Stored records

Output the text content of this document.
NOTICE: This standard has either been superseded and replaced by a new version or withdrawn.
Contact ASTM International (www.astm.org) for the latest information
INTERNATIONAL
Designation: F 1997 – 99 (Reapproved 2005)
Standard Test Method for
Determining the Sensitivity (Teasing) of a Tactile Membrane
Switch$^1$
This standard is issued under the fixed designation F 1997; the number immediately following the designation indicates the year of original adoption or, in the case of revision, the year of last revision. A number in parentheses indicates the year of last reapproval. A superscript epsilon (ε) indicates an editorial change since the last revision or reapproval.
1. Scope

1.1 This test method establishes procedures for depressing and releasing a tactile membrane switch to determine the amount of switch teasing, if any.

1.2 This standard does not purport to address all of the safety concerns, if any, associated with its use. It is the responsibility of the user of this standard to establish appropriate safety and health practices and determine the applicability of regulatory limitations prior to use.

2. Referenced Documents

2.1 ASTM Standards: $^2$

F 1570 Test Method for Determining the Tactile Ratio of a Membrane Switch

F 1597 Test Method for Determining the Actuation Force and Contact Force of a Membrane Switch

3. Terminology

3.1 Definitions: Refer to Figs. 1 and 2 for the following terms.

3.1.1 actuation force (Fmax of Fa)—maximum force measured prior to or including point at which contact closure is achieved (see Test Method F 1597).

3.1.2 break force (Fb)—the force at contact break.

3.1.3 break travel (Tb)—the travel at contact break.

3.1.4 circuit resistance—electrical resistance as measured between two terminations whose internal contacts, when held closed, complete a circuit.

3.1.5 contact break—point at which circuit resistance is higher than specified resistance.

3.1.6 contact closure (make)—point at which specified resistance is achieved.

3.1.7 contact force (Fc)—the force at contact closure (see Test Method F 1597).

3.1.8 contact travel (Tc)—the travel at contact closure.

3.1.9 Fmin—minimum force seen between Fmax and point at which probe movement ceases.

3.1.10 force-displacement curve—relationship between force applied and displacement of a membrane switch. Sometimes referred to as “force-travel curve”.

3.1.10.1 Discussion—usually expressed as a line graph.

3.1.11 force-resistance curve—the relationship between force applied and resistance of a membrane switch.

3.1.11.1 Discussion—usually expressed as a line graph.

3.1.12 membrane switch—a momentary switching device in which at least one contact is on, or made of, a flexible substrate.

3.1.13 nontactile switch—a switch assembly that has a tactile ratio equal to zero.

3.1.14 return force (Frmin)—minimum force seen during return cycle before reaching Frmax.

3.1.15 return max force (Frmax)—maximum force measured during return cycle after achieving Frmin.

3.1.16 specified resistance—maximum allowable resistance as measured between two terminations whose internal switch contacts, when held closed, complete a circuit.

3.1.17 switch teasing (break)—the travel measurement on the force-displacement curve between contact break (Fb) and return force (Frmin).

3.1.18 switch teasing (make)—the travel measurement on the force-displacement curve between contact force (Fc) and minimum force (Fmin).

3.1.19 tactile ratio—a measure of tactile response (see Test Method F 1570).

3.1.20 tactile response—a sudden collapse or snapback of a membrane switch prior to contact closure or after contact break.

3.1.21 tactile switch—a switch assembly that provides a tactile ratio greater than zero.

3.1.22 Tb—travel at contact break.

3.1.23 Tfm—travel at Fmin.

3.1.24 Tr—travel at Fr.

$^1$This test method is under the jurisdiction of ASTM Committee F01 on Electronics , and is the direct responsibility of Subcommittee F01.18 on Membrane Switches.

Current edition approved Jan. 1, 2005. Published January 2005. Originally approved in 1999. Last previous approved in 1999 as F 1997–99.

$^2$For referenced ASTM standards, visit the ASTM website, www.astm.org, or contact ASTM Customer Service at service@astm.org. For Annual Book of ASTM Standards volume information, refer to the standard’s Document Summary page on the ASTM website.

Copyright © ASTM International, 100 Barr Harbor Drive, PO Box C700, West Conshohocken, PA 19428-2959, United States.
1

● **PROBLEM TO WORK ON**
From the material given, work out how many lines hold the string "Frmin"; state that number and nothing further.

● **FULL OUTPUT**
3